::: STORED ROWS :::

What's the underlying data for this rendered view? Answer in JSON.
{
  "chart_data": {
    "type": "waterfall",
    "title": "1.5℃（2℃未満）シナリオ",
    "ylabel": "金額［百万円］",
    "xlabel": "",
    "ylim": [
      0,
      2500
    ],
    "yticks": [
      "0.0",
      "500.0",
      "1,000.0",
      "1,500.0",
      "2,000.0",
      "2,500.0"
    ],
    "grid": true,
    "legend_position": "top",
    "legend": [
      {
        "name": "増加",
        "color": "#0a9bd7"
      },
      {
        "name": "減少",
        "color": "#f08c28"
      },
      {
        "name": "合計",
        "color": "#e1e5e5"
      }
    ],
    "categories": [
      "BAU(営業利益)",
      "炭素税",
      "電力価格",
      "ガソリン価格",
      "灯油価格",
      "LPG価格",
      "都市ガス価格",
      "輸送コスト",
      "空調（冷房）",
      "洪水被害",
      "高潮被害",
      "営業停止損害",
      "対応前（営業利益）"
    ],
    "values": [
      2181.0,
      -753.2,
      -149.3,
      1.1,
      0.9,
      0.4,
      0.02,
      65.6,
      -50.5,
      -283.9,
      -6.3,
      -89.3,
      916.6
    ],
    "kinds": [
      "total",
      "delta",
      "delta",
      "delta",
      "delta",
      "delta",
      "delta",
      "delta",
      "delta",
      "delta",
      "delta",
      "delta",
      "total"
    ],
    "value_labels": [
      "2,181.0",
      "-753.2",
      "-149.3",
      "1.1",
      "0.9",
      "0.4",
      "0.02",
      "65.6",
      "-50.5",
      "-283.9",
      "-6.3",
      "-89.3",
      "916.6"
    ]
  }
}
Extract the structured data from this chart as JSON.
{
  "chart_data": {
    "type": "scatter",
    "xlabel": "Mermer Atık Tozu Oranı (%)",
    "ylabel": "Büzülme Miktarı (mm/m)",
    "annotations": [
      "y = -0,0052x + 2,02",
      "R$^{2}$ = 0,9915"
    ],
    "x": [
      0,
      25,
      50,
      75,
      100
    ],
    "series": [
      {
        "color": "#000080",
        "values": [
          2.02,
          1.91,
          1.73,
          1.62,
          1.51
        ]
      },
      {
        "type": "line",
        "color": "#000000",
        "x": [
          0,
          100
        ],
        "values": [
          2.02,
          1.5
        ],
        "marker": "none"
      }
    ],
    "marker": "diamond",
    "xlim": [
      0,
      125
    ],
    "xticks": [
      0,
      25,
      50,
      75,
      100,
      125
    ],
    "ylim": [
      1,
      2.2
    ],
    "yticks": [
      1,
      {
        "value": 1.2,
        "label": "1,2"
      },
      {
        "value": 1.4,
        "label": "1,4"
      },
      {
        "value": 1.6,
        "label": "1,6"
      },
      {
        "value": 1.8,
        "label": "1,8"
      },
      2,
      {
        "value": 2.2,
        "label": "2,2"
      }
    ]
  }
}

:::

**EXERCISE REQUIREMENTS:** For the entries above, state how many lines contain the word "type". Provide the number by itself.

**OUTPUT:** 3